Exercise:
In the records that follow, locate every line with "ΑΤΤΙΚΗΣ" and extract it.

Excerpt from a dataset:

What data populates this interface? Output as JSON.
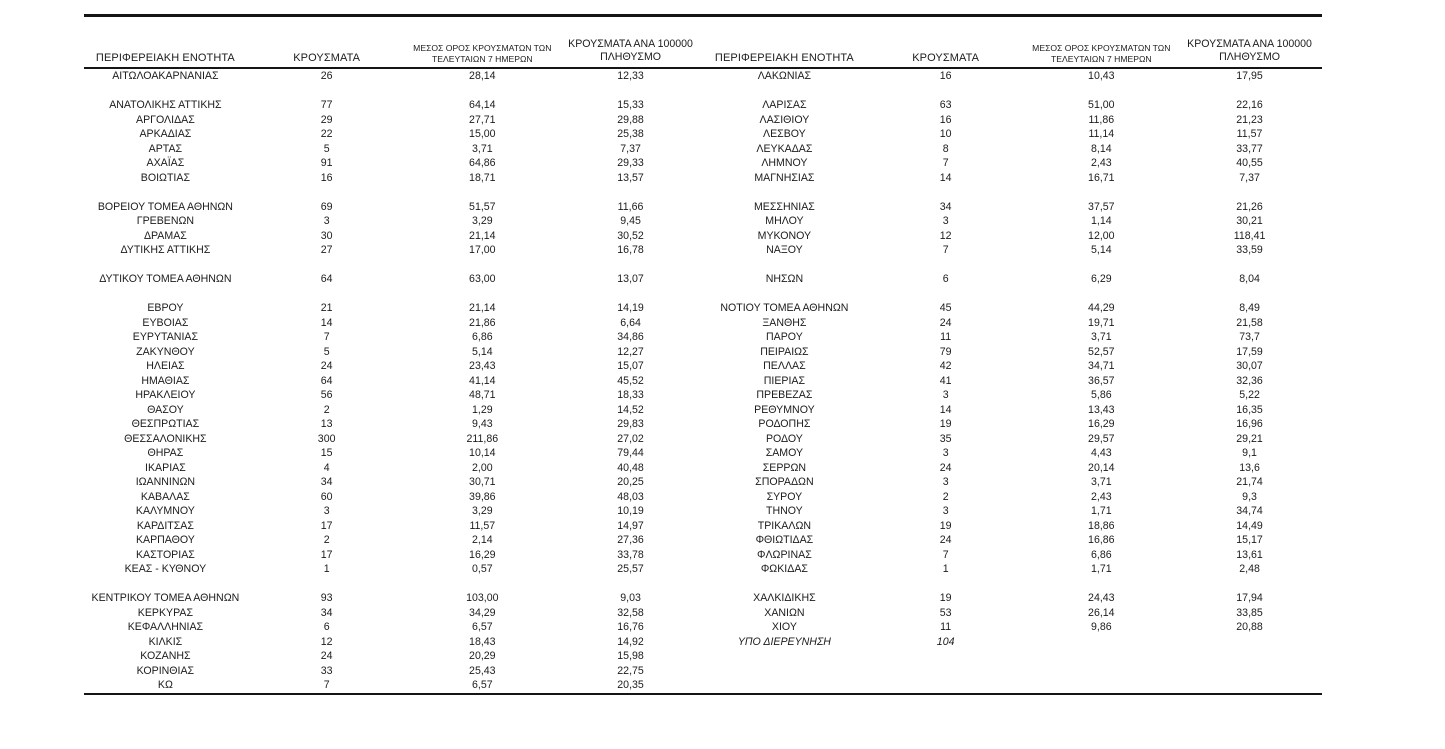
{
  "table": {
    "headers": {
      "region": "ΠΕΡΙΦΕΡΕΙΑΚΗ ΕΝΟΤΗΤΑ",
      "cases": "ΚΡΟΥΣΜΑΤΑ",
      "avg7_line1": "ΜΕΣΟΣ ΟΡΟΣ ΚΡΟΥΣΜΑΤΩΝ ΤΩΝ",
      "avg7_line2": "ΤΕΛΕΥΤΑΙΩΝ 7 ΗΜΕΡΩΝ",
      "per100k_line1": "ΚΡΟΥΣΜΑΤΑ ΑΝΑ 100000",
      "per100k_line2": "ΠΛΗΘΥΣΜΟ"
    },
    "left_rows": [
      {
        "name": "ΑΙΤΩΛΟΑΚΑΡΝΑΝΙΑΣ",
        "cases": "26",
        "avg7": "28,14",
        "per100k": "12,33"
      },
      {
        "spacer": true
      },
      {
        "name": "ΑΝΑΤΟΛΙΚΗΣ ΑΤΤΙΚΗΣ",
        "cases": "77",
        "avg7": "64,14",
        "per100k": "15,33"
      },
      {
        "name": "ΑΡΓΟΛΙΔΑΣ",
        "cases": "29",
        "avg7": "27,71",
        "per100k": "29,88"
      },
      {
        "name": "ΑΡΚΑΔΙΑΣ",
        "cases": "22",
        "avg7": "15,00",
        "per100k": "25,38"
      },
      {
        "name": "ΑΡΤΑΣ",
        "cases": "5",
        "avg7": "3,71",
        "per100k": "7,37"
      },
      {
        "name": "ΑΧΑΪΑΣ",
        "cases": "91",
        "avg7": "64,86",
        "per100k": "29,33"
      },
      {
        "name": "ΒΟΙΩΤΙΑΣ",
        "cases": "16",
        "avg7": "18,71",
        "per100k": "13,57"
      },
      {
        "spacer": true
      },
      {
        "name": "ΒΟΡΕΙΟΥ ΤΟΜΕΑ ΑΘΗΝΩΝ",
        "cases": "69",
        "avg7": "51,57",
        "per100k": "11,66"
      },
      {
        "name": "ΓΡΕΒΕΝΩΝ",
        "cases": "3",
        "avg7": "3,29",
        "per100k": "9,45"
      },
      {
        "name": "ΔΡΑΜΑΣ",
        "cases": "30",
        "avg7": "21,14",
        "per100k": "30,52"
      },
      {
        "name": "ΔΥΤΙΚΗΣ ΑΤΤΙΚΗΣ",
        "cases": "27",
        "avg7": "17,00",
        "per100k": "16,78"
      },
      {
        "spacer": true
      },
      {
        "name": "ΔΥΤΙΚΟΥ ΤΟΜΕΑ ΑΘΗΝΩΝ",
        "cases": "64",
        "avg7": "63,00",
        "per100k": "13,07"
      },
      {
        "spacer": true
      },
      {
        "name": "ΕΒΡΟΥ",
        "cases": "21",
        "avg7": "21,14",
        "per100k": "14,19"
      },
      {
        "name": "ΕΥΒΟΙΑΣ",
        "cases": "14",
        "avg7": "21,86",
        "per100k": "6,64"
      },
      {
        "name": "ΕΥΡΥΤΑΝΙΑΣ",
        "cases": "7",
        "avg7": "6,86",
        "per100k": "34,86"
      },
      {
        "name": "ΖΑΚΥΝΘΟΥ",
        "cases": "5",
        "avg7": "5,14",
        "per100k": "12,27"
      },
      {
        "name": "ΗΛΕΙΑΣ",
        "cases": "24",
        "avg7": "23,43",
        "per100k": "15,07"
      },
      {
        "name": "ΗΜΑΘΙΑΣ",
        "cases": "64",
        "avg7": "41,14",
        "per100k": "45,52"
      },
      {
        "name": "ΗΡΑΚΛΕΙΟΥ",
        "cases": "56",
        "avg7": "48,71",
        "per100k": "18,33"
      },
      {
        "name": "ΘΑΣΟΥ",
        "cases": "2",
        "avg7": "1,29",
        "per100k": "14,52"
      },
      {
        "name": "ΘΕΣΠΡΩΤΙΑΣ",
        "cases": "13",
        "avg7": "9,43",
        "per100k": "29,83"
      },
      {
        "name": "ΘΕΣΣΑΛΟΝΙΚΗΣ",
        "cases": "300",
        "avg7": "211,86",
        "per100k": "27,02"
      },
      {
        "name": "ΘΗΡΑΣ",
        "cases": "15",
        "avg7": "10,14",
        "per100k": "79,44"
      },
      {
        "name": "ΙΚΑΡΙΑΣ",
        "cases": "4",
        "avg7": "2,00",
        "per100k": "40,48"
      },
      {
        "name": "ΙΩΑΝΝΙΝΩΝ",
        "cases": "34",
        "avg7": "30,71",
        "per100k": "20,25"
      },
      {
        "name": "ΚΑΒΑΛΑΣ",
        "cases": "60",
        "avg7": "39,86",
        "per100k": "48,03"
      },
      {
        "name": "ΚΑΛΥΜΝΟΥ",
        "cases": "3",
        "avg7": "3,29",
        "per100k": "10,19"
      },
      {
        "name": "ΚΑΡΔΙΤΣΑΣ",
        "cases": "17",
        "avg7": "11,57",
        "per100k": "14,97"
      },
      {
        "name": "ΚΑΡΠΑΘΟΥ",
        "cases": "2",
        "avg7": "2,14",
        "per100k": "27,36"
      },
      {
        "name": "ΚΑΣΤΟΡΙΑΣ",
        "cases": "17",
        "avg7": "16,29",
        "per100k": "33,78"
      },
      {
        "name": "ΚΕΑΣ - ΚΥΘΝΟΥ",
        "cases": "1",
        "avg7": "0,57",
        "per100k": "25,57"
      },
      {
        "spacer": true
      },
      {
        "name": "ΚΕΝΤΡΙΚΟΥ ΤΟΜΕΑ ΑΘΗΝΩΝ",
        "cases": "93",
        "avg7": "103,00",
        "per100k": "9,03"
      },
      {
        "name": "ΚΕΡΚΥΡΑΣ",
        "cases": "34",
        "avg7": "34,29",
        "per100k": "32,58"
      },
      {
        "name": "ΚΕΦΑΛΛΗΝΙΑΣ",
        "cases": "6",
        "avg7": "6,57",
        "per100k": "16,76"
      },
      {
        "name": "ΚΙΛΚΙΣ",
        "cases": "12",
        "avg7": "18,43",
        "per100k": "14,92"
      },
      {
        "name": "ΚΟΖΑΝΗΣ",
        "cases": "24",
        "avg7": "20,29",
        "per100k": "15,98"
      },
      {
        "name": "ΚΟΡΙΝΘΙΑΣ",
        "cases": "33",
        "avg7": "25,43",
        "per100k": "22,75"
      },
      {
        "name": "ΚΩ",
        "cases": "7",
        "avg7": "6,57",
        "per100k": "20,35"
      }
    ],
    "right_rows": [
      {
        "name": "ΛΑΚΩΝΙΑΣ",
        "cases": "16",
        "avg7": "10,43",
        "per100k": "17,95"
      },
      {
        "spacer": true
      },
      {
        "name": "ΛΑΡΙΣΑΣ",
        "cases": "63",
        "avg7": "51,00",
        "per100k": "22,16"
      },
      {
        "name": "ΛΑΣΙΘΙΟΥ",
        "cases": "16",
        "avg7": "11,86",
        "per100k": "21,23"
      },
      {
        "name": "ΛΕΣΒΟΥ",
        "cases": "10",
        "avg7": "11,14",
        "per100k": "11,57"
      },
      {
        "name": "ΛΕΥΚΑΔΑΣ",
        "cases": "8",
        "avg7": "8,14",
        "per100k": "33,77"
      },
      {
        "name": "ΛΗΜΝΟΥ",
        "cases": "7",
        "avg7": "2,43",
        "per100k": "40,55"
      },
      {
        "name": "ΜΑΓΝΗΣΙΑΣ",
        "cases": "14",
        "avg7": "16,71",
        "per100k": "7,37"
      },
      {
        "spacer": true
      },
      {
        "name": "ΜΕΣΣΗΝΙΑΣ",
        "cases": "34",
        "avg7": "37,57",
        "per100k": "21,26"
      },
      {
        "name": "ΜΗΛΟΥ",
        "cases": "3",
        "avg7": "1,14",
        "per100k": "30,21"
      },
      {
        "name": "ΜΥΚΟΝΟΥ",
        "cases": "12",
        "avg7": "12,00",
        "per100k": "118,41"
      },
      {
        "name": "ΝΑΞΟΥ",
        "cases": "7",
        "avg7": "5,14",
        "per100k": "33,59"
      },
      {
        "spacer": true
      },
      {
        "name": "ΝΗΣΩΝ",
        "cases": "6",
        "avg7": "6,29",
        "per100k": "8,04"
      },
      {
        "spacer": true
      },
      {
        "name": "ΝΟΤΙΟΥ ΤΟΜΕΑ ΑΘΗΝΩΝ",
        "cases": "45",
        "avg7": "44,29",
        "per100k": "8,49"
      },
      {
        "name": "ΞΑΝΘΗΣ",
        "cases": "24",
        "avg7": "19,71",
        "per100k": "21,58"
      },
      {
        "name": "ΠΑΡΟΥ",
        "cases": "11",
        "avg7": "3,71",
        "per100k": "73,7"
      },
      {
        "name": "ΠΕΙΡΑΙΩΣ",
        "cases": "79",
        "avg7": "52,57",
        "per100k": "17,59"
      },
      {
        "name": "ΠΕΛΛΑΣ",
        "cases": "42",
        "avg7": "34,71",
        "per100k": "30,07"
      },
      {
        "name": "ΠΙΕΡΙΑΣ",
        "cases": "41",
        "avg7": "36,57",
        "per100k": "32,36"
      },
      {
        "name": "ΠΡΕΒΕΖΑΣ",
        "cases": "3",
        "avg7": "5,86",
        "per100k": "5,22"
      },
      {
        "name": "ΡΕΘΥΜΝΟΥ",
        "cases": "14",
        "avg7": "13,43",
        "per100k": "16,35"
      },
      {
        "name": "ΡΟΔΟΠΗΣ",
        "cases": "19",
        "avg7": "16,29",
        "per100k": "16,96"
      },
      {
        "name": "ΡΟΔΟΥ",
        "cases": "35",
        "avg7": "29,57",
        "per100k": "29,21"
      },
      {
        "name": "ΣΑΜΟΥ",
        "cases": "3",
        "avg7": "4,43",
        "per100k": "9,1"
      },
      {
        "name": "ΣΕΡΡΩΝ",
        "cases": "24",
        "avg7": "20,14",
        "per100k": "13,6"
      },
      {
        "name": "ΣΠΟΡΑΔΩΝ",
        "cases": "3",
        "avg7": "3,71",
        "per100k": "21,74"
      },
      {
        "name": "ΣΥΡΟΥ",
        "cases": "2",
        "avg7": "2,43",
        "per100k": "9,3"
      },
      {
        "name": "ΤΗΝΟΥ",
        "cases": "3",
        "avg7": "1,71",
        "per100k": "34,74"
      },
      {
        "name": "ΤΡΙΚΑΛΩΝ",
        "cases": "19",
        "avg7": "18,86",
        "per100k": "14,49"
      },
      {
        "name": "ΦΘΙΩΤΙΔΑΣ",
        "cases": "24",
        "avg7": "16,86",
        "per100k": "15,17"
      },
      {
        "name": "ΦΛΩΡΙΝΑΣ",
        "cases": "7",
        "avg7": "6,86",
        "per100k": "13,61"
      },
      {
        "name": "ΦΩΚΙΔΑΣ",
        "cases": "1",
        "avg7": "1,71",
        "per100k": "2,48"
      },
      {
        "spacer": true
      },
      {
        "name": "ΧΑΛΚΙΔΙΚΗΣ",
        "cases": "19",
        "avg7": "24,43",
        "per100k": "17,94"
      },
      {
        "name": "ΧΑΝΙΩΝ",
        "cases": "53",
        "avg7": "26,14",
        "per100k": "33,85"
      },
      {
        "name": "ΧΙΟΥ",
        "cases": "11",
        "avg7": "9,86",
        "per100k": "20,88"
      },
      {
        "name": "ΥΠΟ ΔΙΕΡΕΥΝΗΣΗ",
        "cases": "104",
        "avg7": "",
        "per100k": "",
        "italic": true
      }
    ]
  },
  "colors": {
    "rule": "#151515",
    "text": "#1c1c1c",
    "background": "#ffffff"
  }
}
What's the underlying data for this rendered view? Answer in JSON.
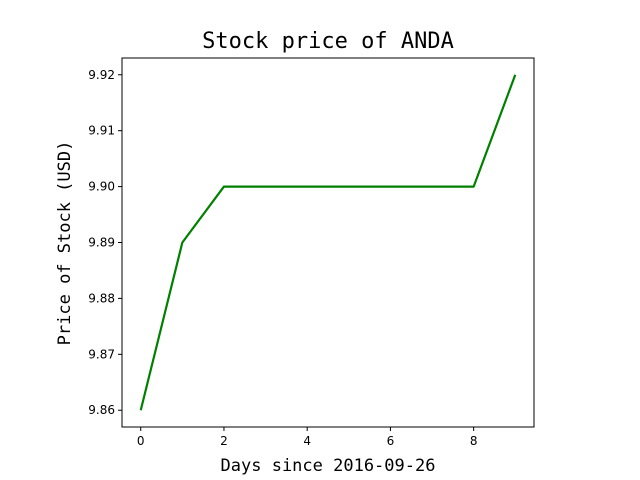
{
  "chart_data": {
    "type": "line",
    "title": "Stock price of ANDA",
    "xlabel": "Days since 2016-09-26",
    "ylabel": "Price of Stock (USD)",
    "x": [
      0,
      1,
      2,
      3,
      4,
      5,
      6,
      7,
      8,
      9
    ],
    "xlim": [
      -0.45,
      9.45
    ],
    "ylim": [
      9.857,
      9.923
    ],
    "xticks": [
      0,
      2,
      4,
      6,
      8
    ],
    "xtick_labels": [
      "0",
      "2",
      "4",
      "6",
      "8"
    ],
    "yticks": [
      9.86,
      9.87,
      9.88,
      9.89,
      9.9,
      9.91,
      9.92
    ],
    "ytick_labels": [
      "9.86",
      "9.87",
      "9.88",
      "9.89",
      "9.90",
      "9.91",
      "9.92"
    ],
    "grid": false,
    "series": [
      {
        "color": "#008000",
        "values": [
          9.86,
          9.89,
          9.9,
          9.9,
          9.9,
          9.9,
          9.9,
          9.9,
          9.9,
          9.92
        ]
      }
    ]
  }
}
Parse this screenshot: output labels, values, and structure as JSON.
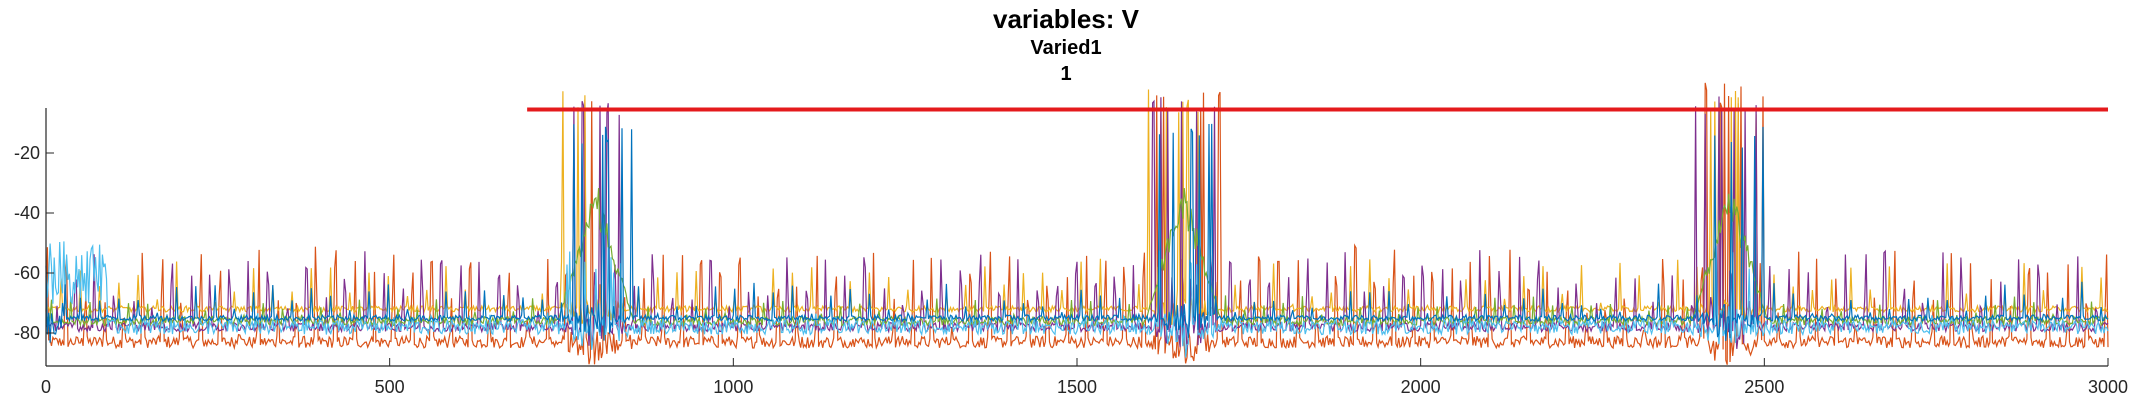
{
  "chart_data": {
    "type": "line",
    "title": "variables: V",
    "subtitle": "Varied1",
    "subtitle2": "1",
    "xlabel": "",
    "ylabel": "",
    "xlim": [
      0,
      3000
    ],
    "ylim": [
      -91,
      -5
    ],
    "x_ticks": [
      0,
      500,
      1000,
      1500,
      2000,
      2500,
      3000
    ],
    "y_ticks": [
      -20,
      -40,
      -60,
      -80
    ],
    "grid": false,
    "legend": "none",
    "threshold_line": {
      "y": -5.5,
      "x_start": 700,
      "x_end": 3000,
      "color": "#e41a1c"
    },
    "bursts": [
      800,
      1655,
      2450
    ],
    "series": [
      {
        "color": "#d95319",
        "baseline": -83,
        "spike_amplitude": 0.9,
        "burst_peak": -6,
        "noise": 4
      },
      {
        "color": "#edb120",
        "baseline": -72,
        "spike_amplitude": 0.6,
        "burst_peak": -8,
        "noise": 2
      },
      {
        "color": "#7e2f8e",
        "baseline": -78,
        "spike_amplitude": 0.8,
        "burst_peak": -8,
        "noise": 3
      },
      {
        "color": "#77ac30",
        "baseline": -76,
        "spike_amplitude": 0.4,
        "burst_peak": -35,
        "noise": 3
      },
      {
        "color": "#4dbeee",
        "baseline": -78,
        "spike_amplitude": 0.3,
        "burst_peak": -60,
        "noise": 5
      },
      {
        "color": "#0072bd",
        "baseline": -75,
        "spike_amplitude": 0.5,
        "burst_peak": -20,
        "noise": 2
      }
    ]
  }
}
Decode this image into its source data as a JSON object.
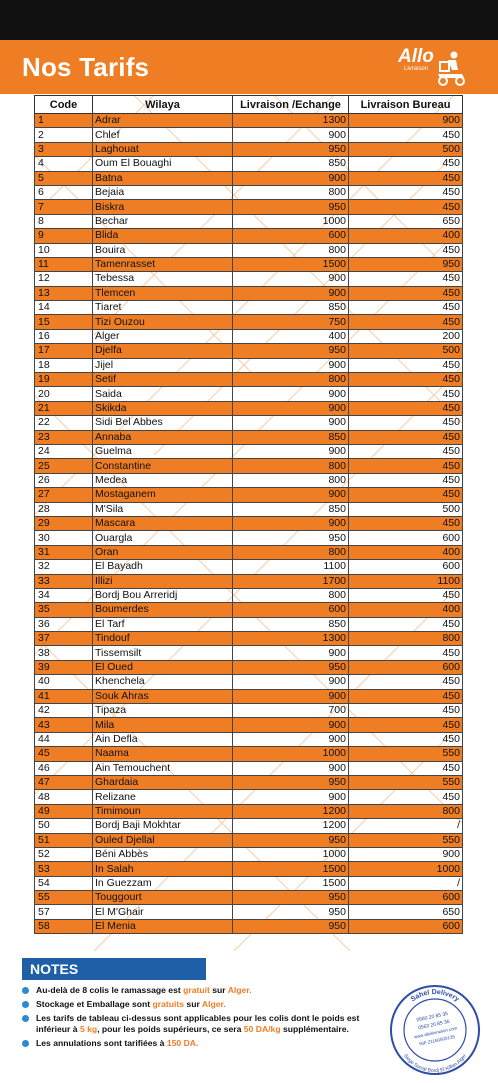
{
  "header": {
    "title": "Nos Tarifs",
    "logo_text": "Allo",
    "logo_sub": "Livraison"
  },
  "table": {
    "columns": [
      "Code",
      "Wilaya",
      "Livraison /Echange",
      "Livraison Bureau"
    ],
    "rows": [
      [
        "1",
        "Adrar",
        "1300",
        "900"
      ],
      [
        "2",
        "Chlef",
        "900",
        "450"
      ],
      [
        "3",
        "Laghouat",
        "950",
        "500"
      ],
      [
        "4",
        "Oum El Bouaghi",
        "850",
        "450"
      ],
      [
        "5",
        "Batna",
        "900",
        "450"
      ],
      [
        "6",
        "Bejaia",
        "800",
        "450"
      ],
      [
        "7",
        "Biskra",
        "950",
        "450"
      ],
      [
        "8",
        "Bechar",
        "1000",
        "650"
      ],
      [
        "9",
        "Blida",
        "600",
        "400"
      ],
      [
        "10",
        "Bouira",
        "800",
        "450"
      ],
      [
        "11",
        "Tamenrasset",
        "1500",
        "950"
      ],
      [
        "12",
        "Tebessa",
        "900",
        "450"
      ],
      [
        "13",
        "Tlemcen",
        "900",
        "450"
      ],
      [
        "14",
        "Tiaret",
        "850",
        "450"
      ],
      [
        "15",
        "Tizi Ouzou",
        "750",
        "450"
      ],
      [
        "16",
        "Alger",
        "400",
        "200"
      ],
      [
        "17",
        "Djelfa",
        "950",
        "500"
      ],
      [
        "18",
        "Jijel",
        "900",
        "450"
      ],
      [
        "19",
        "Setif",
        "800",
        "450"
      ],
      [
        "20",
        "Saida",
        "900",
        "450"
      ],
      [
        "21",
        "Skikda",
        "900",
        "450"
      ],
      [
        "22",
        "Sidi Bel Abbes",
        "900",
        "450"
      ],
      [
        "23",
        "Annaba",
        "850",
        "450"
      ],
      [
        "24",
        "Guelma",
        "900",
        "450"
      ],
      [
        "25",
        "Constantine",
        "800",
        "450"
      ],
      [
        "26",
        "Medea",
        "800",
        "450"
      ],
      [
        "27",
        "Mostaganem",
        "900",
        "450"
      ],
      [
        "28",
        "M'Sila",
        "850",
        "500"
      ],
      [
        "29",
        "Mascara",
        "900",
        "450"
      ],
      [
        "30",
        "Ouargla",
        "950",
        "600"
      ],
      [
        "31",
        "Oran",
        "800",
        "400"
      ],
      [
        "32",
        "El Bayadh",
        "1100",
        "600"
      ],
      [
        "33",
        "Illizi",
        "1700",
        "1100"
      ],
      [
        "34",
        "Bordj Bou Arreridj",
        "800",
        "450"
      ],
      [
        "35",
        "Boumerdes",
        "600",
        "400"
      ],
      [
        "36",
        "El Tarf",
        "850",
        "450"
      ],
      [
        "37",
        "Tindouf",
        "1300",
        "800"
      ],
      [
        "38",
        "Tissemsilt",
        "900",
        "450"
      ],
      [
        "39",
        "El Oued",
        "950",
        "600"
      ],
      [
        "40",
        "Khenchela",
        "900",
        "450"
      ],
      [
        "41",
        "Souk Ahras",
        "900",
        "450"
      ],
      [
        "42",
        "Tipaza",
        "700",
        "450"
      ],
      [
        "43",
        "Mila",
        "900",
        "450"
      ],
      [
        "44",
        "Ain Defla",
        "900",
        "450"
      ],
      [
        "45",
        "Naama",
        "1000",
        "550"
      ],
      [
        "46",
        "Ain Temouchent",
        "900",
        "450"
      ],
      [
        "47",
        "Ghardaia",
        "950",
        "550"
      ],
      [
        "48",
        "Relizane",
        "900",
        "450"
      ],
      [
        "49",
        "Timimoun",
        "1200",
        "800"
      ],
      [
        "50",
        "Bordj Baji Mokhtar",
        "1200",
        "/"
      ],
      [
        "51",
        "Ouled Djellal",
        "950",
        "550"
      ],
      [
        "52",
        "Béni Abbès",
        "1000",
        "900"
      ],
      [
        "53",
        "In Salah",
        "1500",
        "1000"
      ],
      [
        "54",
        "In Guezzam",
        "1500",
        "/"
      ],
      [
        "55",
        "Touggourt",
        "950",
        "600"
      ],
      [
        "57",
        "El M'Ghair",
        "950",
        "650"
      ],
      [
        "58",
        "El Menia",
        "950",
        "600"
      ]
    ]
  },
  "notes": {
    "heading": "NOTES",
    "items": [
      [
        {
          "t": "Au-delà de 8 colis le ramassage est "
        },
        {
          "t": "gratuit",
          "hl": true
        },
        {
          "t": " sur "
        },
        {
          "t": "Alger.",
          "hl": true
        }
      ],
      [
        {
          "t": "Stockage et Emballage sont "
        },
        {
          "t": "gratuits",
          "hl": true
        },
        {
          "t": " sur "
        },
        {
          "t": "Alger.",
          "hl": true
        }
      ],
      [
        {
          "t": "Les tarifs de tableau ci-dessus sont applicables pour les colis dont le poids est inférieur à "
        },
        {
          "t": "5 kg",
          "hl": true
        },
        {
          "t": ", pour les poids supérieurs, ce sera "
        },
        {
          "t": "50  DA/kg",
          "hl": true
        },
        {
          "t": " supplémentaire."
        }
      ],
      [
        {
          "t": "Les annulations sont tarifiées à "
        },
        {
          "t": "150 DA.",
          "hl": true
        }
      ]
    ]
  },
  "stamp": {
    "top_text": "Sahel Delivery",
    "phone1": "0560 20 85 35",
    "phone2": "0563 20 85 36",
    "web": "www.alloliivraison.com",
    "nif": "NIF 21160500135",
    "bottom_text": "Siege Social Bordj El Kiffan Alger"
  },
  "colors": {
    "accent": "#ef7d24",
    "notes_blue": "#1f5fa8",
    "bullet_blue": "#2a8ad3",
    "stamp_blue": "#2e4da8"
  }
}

Task solution:
        "name": "ΑΝΑΤΟΛΙΚΗΣ ΑΤΤΙΚΗΣ",
        "name": "ΔΥΤΙΚΗΣ ΑΤΤΙΚΗΣ",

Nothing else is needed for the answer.